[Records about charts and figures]
★ ★ ★ ★ ★ ★ ★
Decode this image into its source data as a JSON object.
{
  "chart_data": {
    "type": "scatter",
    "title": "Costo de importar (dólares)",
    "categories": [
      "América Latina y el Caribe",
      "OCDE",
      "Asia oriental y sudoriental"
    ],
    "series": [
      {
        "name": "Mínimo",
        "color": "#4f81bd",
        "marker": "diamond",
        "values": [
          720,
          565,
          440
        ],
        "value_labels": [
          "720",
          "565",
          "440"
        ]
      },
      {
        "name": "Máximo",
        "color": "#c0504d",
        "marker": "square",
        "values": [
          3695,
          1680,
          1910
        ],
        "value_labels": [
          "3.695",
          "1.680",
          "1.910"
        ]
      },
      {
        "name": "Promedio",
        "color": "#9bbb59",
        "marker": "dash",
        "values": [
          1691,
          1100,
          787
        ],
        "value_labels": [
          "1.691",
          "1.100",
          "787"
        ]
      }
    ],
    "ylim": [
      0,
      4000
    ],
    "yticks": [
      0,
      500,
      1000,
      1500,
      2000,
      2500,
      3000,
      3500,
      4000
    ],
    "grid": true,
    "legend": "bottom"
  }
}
★ ★ ★ ★ ★ ★ ★
> [REQUEST] Reproduce the full listing above, character for character.

> [FULL RESPONSE]
Decode this image into its source data as a JSON object.
{
  "chart_data": {
    "type": "scatter",
    "title": "Costo de importar (dólares)",
    "categories": [
      "América Latina y el Caribe",
      "OCDE",
      "Asia oriental y sudoriental"
    ],
    "series": [
      {
        "name": "Mínimo",
        "color": "#4f81bd",
        "marker": "diamond",
        "values": [
          720,
          565,
          440
        ],
        "value_labels": [
          "720",
          "565",
          "440"
        ]
      },
      {
        "name": "Máximo",
        "color": "#c0504d",
        "marker": "square",
        "values": [
          3695,
          1680,
          1910
        ],
        "value_labels": [
          "3.695",
          "1.680",
          "1.910"
        ]
      },
      {
        "name": "Promedio",
        "color": "#9bbb59",
        "marker": "dash",
        "values": [
          1691,
          1100,
          787
        ],
        "value_labels": [
          "1.691",
          "1.100",
          "787"
        ]
      }
    ],
    "ylim": [
      0,
      4000
    ],
    "yticks": [
      0,
      500,
      1000,
      1500,
      2000,
      2500,
      3000,
      3500,
      4000
    ],
    "grid": true,
    "legend": "bottom"
  }
}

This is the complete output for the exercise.